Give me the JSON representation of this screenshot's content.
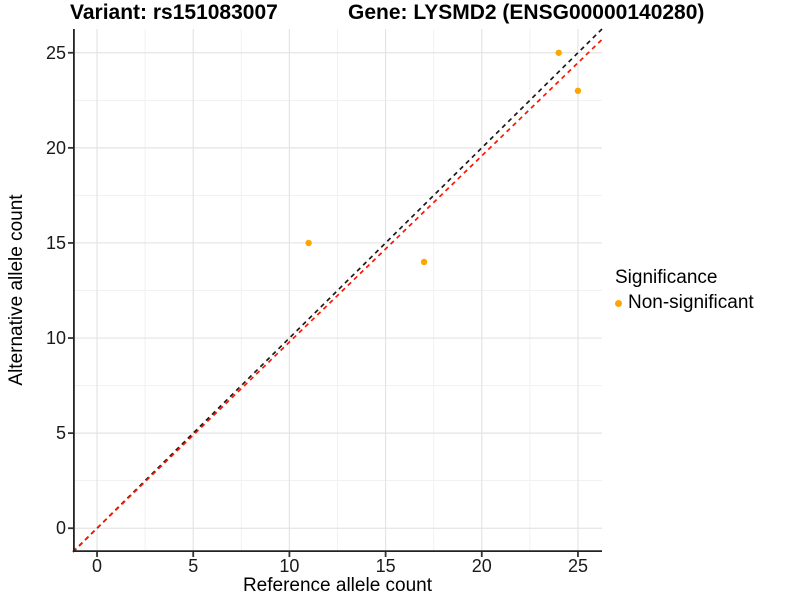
{
  "chart_data": {
    "type": "scatter",
    "title_left": "Variant: rs151083007",
    "title_right": "Gene: LYSMD2 (ENSG00000140280)",
    "xlabel": "Reference allele count",
    "ylabel": "Alternative allele count",
    "xlim": [
      -1.25,
      26.25
    ],
    "ylim": [
      -1.25,
      26.25
    ],
    "major_ticks": [
      0,
      5,
      10,
      15,
      20,
      25
    ],
    "minor_ticks": [
      2.5,
      7.5,
      12.5,
      17.5,
      22.5
    ],
    "grid": true,
    "series": [
      {
        "name": "Non-significant",
        "color": "#FFA500",
        "points": [
          [
            11,
            15
          ],
          [
            17,
            14
          ],
          [
            24,
            25
          ],
          [
            25,
            23
          ]
        ]
      }
    ],
    "ablines": [
      {
        "name": "identity-line",
        "slope": 1.0,
        "intercept": 0,
        "color": "#1a1a1a"
      },
      {
        "name": "fitted-line",
        "slope": 0.979,
        "intercept": 0,
        "color": "#ff1400"
      }
    ],
    "legend": {
      "title": "Significance",
      "position": "right",
      "items": [
        {
          "label": "Non-significant",
          "color": "#FFA500"
        }
      ]
    },
    "theme": {
      "grid_major": "#e4e4e4",
      "grid_minor": "#f1f1f1",
      "axis_line": "#222222",
      "tick_color": "#333333",
      "point_radius": 3.2,
      "dash": "4.5 4"
    }
  }
}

★ ★ ★ ★ ★ ★ ★

### [OBJECTIVE]
Output every entry exactly as given; pictures are not part of the copy.

### [COMPLETE OUTPUT]
Give me the JSON representation of this screenshot's content.
{
  "chart_data": {
    "type": "scatter",
    "title_left": "Variant: rs151083007",
    "title_right": "Gene: LYSMD2 (ENSG00000140280)",
    "xlabel": "Reference allele count",
    "ylabel": "Alternative allele count",
    "xlim": [
      -1.25,
      26.25
    ],
    "ylim": [
      -1.25,
      26.25
    ],
    "major_ticks": [
      0,
      5,
      10,
      15,
      20,
      25
    ],
    "minor_ticks": [
      2.5,
      7.5,
      12.5,
      17.5,
      22.5
    ],
    "grid": true,
    "series": [
      {
        "name": "Non-significant",
        "color": "#FFA500",
        "points": [
          [
            11,
            15
          ],
          [
            17,
            14
          ],
          [
            24,
            25
          ],
          [
            25,
            23
          ]
        ]
      }
    ],
    "ablines": [
      {
        "name": "identity-line",
        "slope": 1.0,
        "intercept": 0,
        "color": "#1a1a1a"
      },
      {
        "name": "fitted-line",
        "slope": 0.979,
        "intercept": 0,
        "color": "#ff1400"
      }
    ],
    "legend": {
      "title": "Significance",
      "position": "right",
      "items": [
        {
          "label": "Non-significant",
          "color": "#FFA500"
        }
      ]
    },
    "theme": {
      "grid_major": "#e4e4e4",
      "grid_minor": "#f1f1f1",
      "axis_line": "#222222",
      "tick_color": "#333333",
      "point_radius": 3.2,
      "dash": "4.5 4"
    }
  }
}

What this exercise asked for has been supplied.